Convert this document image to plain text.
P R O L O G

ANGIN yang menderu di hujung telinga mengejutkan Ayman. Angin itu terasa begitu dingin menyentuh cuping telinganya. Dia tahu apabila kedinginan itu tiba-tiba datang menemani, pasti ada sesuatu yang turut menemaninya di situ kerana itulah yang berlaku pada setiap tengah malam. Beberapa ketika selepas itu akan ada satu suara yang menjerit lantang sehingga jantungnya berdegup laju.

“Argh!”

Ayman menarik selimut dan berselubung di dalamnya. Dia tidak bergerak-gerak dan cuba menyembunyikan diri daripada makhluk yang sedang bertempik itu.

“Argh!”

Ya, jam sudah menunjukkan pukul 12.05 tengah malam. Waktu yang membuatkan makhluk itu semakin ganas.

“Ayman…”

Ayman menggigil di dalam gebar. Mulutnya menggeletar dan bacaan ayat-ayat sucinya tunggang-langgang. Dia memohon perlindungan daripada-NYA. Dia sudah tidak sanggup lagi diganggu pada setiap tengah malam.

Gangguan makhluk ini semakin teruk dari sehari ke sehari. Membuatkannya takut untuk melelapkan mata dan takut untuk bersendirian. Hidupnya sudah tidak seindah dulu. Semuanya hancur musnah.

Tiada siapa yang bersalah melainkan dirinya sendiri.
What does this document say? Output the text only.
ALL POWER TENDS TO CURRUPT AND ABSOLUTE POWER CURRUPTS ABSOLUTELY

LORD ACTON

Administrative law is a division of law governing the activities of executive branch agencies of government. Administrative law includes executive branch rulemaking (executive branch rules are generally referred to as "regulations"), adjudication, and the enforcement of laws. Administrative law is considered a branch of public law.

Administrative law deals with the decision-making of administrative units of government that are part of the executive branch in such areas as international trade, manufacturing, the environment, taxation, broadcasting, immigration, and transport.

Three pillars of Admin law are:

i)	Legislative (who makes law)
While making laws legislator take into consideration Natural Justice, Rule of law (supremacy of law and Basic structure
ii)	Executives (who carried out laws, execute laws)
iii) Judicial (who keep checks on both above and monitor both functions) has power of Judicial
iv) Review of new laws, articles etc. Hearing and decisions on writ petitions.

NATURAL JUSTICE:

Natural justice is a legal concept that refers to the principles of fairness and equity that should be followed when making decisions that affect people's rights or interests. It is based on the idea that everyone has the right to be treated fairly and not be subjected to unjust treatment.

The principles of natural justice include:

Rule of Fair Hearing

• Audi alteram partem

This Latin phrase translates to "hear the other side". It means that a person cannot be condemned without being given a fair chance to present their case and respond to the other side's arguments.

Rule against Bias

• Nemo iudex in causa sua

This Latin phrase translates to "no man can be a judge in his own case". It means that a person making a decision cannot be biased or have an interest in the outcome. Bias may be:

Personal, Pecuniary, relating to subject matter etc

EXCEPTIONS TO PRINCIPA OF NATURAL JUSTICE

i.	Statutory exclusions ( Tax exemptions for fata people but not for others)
● ● ● ●
• **To do**
Copy each line from the records above that includes the string "makhluk".

• **The output**
Ayman menarik selimut dan berselubung di dalamnya. Dia tidak bergerak-gerak dan cuba menyembunyikan diri daripada makhluk yang sedang bertempik itu.
Ya, jam sudah menunjukkan pukul 12.05 tengah malam. Waktu yang membuatkan makhluk itu semakin ganas.
Gangguan makhluk ini semakin teruk dari sehari ke sehari. Membuatkannya takut untuk melelapkan mata dan takut untuk bersendirian. Hidupnya sudah tidak seindah dulu. Semuanya hancur musnah.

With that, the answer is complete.